説明

電流測定装置

【課題】電流による磁界を検知し電流を測定すると共に、電流検知感度を可変とする。
【解決手段】 貫通孔2を設けた一次導体1に被測定電流Iを流すと、貫通孔2の影響がない個所では主方向であるY軸方向に流れ、発生する磁束は電流方向と直交するX軸方向を向く。貫通孔2の近傍では迂回電流IaはY軸方向に対し傾くことから、Y軸方向の磁界ベクトル成分Hy及びX軸方向のベクトル成分Hxが共に発生するが、Y軸方向の磁束のベクトル成分Hyを磁気検出素子3a、3bにより測定する。
入出力位置として、入力端部A〜C、出力端部A’ 〜C’が設けられており、これらの端部A〜C’を組み合わせて被測定電流Iの入出力位置を選択する。端部A−A’を選択した場合は、端部B−B’を選択した場合に比べて、迂回電流IaのY軸方向を向く磁界ベクトル成分Hyが大きくなるため、電流測定の検知感度が高くなる。

【発明の詳細な説明】
【技術分野】
【0001】
本発明は、被測定電流が流れる一次導体の被導電領域の近傍において磁界を検知することにより被測定電流の電流量を求め、一次導体への被測定電流の入出力端を変えることで、電流検知感度を可変する電流測定装置に関するものである。
【背景技術】
【0002】
電流の測定では、被測定電流を囲んだ磁気コアのギャップ部に磁界を発生させ、磁界を磁気検出素子を介して電圧値として検出し、電圧値を校正して換算することで、被測定電流量を計算する電流測定装置が従来から使用されている。
【0003】
その一例として、特許文献1のように、磁気検出素子としてフラックスゲート素子を使用した電流測定装置がある。この特許文献1においては、一次導体は励磁コイルとして機能するため、一次導体のターン数を変えて磁気コア内で発生する磁界の強さを調整することができる。

*データ内容*.
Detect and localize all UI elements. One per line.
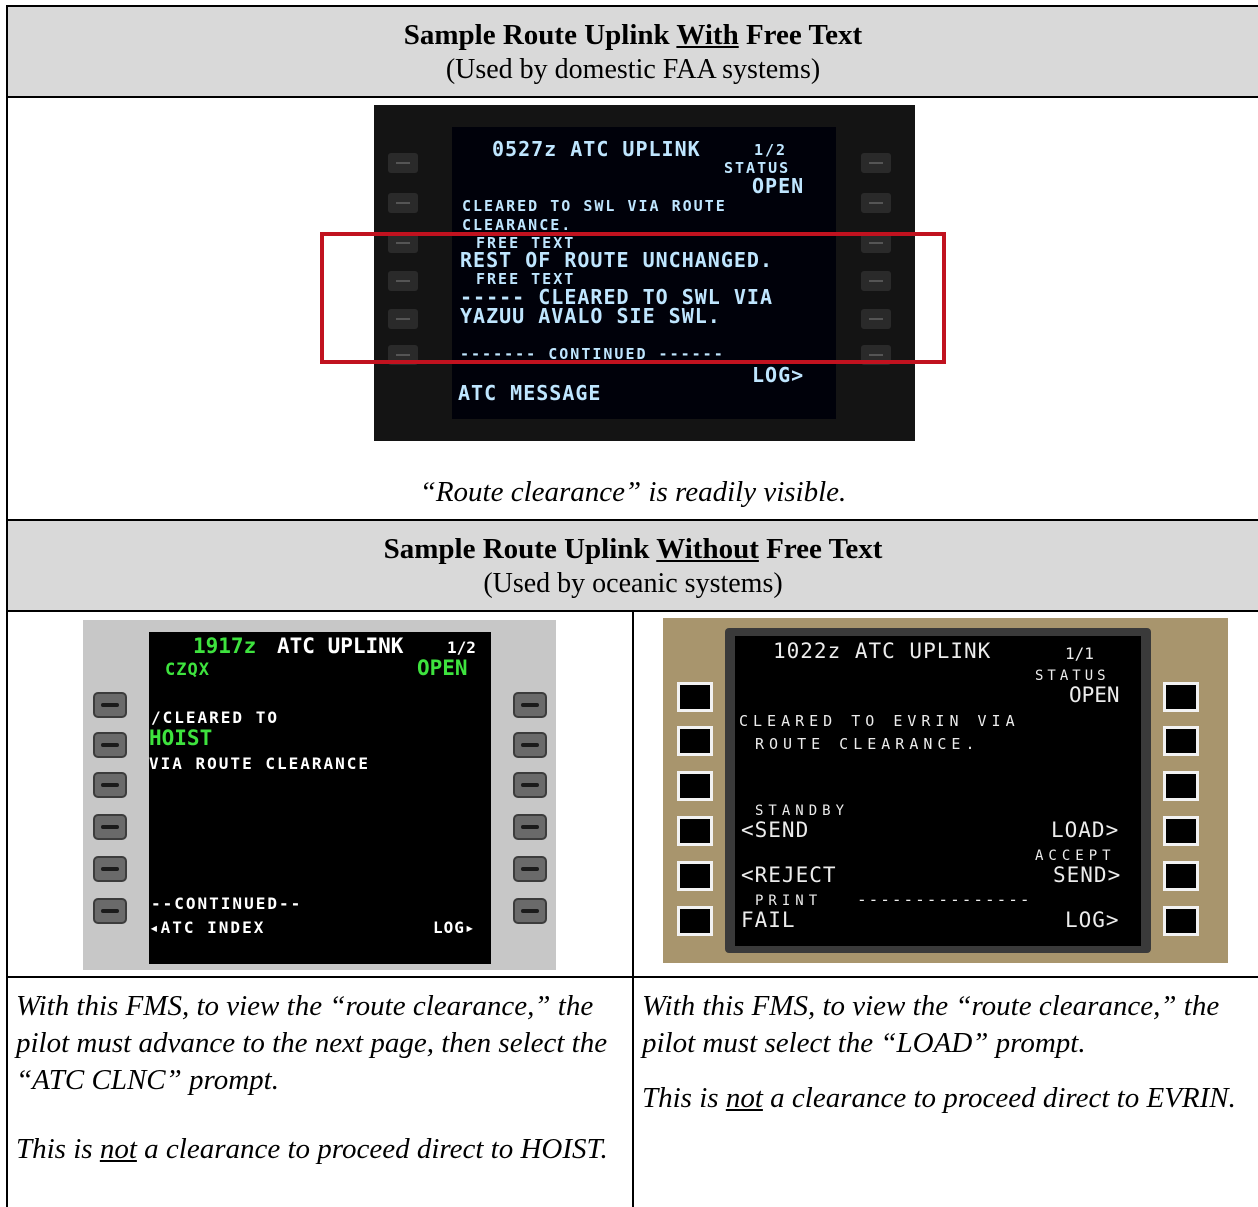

*目標*.
- a) 電流測定装置についての文章のうち、「入出力位置として、入力端部A」から始まり「置が従来から使用されている。」まで続く部分を、一字も変えずに再掲せよ。
- b) 電流測定装置についての文章を、示されている最後の文の次から書き継げ。

*想定される回答*.
- a)
入出力位置として、入力端部A〜C、出力端部A’ 〜C’が設けられており、これらの端部A〜C’を組み合わせて被測定電流Iの入出力位置を選択する。端部A−A’を選択した場合は、端部B−B’を選択した場合に比べて、迂回電流IaのY軸方向を向く磁界ベクトル成分Hyが大きくなるため、電流測定の検知感度が高くなる。

【発明の詳細な説明】
【技術分野】
【0001】
本発明は、被測定電流が流れる一次導体の被導電領域の近傍において磁界を検知することにより被測定電流の電流量を求め、一次導体への被測定電流の入出力端を変えることで、電流検知感度を可変する電流測定装置に関するものである。
【背景技術】
【0002】
電流の測定では、被測定電流を囲んだ磁気コアのギャップ部に磁界を発生させ、磁界を磁気検出素子を介して電圧値として検出し、電圧値を校正して換算することで、被測定電流量を計算する電流測定装置が従来から使用されている。

- b)
【0004】
そのため、トランスのように一次導体の結線方法を変えて磁気コアへのターン数を変え、磁気コア内で発生する磁束の調整ができ、電流測定装置の感度を可変できる。
【0005】
一方、小型化に適し、特許文献2に示すようなコアを必要としないコアレスの電流測定装置が提案されている。
【先行技術文献】
【特許文献】
【0006】
【特許文献1】US2010/0301852A1号公報
【特許文献2】特開2009−276359号公報
【発明の概要】
【発明が解決しようとする課題】
【0007】
しかし、特許文献1のような一次側導体を励磁コイルとして機能させる電流測定装置においては、一次側導体のターン数を変えて、磁気コア内で発生する磁束を選択することができるが、コアを必要とするため小型化には適さない。
【0008】
また、特許文献2のようなコアレスの電流測定装置では、一次側導体が発する周回磁界を磁気検出素子で直接検知するため、特許文献1のように一次側導線のターン数を増やすような方法を採ることは難しい。
【0009】
本発明の目的は、上述の問題点を解消し、一次導体の非導電領域に対する迂回電流の主方向を向く磁界成分の検知を行って被測定電流を測定し、一次導体内の電流分布を変化させることにより、電流検知感度を可変できる電流測定装置を提供することにある。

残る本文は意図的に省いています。